■ **Problem to solve**
Please copy out, word for word, the part of the material that opens with its first line and closes with the line containing "volume-note: Vol: No", including both of those lines.
-- START Provided material --
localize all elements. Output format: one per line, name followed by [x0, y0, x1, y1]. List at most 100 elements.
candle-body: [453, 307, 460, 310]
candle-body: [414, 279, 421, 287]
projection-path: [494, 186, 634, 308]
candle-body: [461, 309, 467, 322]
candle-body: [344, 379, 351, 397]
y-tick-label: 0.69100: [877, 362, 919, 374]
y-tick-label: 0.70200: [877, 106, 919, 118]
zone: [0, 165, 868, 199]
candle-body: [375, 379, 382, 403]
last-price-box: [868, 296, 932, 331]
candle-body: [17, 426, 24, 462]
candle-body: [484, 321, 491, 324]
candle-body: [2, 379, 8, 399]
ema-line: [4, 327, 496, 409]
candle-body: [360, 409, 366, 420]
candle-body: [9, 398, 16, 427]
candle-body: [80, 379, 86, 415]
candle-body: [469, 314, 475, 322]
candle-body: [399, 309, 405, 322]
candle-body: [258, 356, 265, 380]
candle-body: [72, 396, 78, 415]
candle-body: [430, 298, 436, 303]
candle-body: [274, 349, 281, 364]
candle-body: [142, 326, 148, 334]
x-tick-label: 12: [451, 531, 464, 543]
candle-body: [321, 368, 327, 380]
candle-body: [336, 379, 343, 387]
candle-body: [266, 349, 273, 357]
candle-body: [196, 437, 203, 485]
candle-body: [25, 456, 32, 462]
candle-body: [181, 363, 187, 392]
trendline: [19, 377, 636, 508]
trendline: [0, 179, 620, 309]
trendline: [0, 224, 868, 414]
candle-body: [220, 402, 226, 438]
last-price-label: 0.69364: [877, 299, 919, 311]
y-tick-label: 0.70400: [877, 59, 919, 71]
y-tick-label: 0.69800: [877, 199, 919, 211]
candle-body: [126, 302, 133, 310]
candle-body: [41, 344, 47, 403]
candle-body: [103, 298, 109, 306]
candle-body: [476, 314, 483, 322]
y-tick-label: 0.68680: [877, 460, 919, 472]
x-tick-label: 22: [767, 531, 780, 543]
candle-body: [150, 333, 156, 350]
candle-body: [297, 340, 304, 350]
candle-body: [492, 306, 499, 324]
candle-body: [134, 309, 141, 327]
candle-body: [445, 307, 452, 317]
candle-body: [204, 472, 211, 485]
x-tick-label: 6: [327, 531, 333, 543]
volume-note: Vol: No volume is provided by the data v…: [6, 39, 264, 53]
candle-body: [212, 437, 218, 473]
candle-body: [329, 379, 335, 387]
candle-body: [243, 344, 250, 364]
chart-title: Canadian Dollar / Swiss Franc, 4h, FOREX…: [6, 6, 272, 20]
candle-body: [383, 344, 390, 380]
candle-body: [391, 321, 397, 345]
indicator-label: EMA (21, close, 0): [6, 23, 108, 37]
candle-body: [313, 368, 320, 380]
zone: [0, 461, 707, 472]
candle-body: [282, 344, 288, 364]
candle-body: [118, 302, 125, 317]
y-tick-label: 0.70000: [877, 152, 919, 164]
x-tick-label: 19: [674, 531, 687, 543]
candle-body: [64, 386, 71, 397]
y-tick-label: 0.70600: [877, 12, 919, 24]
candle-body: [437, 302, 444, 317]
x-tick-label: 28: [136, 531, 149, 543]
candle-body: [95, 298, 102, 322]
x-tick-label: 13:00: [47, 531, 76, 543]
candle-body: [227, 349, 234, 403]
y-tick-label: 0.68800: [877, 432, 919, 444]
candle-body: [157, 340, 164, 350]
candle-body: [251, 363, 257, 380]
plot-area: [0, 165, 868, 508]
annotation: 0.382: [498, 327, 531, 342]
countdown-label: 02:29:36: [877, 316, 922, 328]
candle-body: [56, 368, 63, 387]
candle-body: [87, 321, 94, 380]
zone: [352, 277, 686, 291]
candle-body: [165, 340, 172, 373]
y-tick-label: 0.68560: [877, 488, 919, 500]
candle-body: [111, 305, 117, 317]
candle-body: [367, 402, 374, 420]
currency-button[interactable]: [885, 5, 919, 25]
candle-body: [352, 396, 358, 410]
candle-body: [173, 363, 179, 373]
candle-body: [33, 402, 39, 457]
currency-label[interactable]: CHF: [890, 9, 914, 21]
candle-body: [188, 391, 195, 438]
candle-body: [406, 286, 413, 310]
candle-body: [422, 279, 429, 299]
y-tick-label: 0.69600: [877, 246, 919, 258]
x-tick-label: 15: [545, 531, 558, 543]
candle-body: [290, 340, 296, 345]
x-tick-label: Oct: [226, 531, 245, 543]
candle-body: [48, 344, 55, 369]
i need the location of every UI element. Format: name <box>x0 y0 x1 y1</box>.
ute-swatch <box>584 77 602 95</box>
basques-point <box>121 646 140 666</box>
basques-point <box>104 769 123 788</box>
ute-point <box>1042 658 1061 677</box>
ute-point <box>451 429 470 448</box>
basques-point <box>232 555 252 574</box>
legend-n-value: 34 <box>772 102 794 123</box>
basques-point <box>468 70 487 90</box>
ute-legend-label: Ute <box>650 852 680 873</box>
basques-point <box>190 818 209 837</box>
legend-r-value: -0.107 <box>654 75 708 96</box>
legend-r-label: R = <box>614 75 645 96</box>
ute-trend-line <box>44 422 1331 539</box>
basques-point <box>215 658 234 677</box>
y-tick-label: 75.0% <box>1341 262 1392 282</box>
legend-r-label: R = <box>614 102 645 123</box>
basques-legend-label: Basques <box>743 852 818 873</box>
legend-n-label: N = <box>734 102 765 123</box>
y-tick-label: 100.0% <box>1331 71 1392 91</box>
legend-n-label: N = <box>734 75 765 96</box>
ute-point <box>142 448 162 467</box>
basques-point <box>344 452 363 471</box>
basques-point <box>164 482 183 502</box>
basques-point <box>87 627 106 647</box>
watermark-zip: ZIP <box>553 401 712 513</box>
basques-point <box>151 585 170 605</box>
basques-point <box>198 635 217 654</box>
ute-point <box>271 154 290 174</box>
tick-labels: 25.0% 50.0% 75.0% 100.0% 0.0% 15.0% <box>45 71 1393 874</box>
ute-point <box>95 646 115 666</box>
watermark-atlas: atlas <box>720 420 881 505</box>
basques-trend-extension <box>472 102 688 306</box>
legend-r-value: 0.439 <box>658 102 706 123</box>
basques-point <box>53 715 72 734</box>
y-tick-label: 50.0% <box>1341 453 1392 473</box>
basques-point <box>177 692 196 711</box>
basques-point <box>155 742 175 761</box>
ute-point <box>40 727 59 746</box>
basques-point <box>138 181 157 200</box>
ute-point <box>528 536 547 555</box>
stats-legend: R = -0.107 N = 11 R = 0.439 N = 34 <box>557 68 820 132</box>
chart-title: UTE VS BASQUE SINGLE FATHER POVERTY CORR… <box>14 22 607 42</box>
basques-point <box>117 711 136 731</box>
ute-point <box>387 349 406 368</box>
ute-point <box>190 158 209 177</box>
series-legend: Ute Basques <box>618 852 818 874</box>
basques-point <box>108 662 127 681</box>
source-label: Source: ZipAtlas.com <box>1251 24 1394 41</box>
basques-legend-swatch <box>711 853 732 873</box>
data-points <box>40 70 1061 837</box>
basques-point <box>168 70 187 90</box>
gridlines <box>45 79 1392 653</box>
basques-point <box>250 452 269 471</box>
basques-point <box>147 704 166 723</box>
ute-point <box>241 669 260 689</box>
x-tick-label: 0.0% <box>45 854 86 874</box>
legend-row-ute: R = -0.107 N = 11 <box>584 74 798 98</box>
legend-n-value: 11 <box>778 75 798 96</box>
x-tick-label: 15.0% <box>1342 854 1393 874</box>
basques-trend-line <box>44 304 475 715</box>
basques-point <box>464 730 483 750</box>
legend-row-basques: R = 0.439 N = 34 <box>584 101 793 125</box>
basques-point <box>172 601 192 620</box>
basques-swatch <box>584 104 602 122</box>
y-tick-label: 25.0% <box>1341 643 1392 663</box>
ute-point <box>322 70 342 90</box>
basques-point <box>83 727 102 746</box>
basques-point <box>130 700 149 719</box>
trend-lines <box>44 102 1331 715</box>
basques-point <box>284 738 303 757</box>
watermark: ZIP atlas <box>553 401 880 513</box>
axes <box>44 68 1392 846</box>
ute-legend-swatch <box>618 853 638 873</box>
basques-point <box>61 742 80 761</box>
-- END Provided material --
■ **Response**
localize all elements. Output format: one per line, name followed by [x0, y0, x1, y1]. List at most 100 elements.
candle-body: [453, 307, 460, 310]
candle-body: [414, 279, 421, 287]
projection-path: [494, 186, 634, 308]
candle-body: [461, 309, 467, 322]
candle-body: [344, 379, 351, 397]
y-tick-label: 0.69100: [877, 362, 919, 374]
y-tick-label: 0.70200: [877, 106, 919, 118]
zone: [0, 165, 868, 199]
candle-body: [375, 379, 382, 403]
last-price-box: [868, 296, 932, 331]
candle-body: [17, 426, 24, 462]
candle-body: [484, 321, 491, 324]
candle-body: [2, 379, 8, 399]
ema-line: [4, 327, 496, 409]
candle-body: [360, 409, 366, 420]
candle-body: [9, 398, 16, 427]
candle-body: [80, 379, 86, 415]
candle-body: [469, 314, 475, 322]
candle-body: [399, 309, 405, 322]
candle-body: [258, 356, 265, 380]
candle-body: [72, 396, 78, 415]
candle-body: [430, 298, 436, 303]
candle-body: [274, 349, 281, 364]
candle-body: [142, 326, 148, 334]
x-tick-label: 12: [451, 531, 464, 543]
candle-body: [321, 368, 327, 380]
candle-body: [336, 379, 343, 387]
candle-body: [266, 349, 273, 357]
candle-body: [196, 437, 203, 485]
candle-body: [25, 456, 32, 462]
candle-body: [181, 363, 187, 392]
trendline: [19, 377, 636, 508]
trendline: [0, 179, 620, 309]
trendline: [0, 224, 868, 414]
candle-body: [220, 402, 226, 438]
last-price-label: 0.69364: [877, 299, 919, 311]
y-tick-label: 0.70400: [877, 59, 919, 71]
y-tick-label: 0.69800: [877, 199, 919, 211]
candle-body: [126, 302, 133, 310]
candle-body: [41, 344, 47, 403]
candle-body: [103, 298, 109, 306]
candle-body: [476, 314, 483, 322]
y-tick-label: 0.68680: [877, 460, 919, 472]
x-tick-label: 22: [767, 531, 780, 543]
candle-body: [150, 333, 156, 350]
candle-body: [297, 340, 304, 350]
candle-body: [492, 306, 499, 324]
candle-body: [134, 309, 141, 327]
candle-body: [445, 307, 452, 317]
candle-body: [204, 472, 211, 485]
x-tick-label: 6: [327, 531, 333, 543]
volume-note: Vol: No volume is provided by the data v…: [6, 39, 264, 53]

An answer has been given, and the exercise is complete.